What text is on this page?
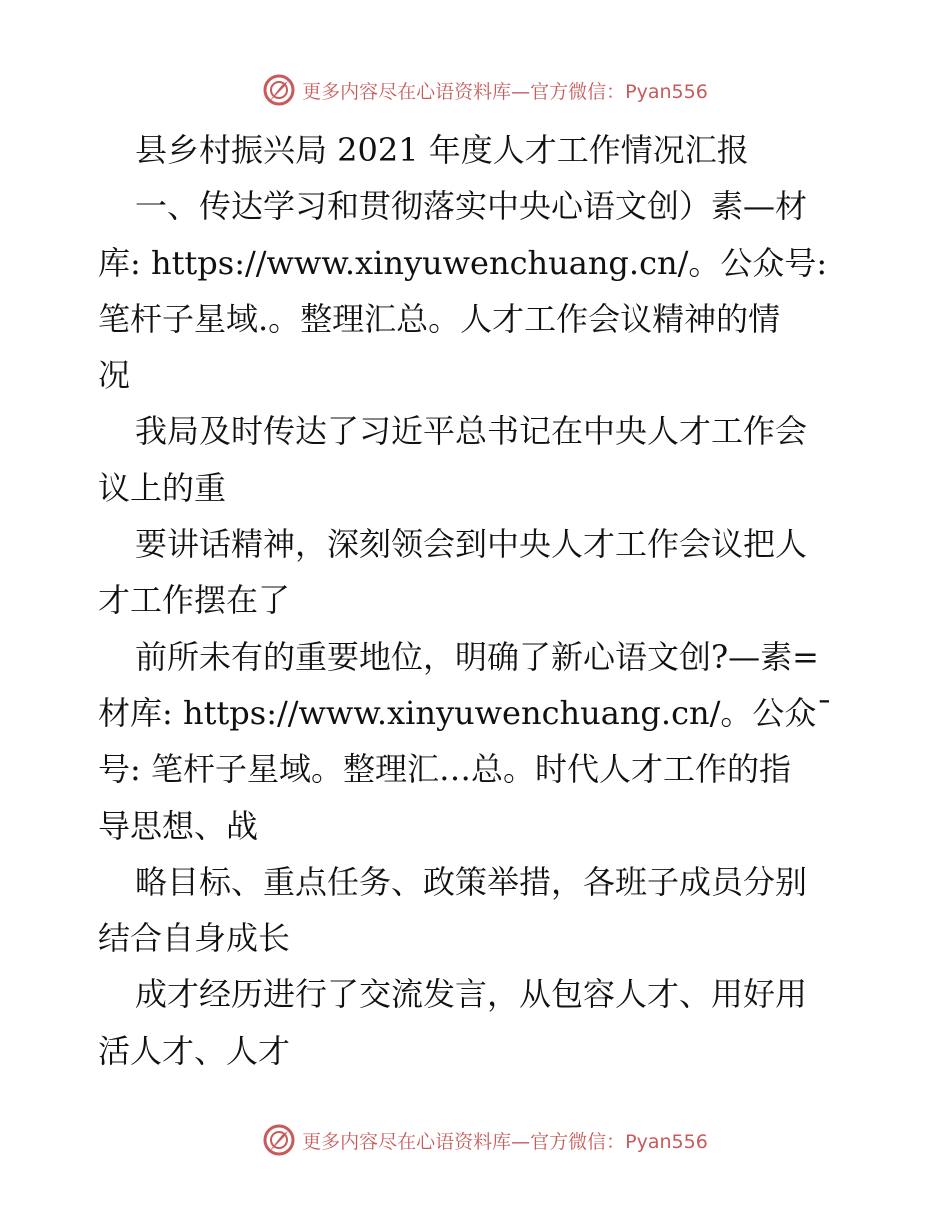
更多内容尽在心语资料库—官方微信：Pyan556
县乡村振兴局 2021 年度人才工作情况汇报
一、传达学习和贯彻落实中央心语文创）素—材
库: https://www.xinyuwenchuang.cn/。公众号:
笔杆子星域.。整理汇总。人才工作会议精神的情
况
我局及时传达了习近平总书记在中央人才工作会
议上的重
要讲话精神，深刻领会到中央人才工作会议把人
才工作摆在了
前所未有的重要地位，明确了新心语文创?—素=
材库: https://www.xinyuwenchuang.cn/。公众¯
号: 笔杆子星域。整理汇…总。时代人才工作的指
导思想、战
略目标、重点任务、政策举措，各班子成员分别
结合自身成长
成才经历进行了交流发言，从包容人才、用好用
活人才、人才
更多内容尽在心语资料库—官方微信：Pyan556
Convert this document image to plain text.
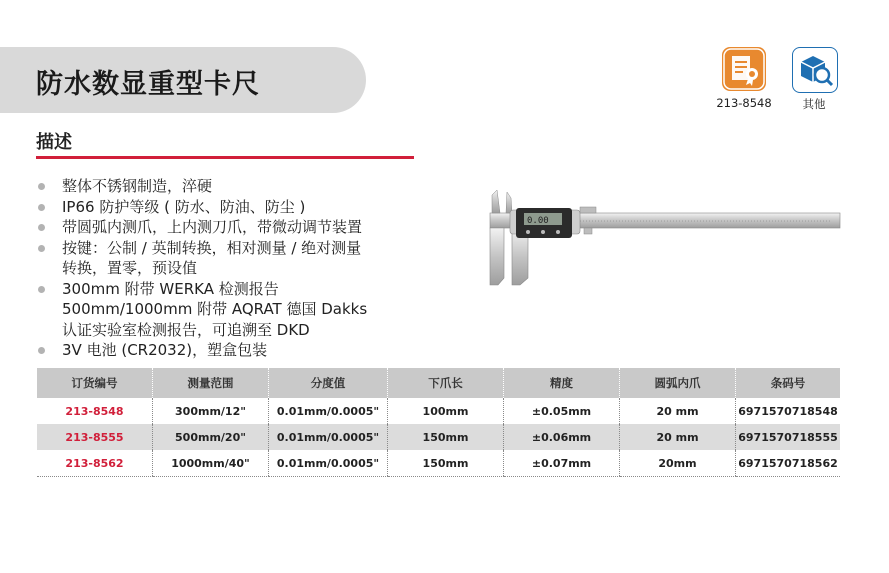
防水数显重型卡尺
描述
整体不锈钢制造，淬硬
IP66 防护等级 ( 防水、防油、防尘 )
带圆弧内测爪，上内测刀爪，带微动调节装置
按键：公制 / 英制转换，相对测量 / 绝对测量
转换，置零，预设值
300mm 附带 WERKA 检测报告
500mm/1000mm 附带 AQRAT 德国 Dakks
认证实验室检测报告，可追溯至 DKD
3V 电池 (CR2032)，塑盒包装
213-8548	其他
0.00
订货编号	测量范围	分度值	下爪长	精度	圆弧内爪	条码号
213-8548	300mm/12"	0.01mm/0.0005"	100mm	±0.05mm	20 mm	6971570718548
213-8555	500mm/20"	0.01mm/0.0005"	150mm	±0.06mm	20 mm	6971570718555
213-8562	1000mm/40"	0.01mm/0.0005"	150mm	±0.07mm	20mm	6971570718562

========

Pick out and copy the lines of the entries that hold the string "xinyuwenchuang".

SOLVED EXERCISE
库: https://www.xinyuwenchuang.cn/。公众号:
材库: https://www.xinyuwenchuang.cn/。公众¯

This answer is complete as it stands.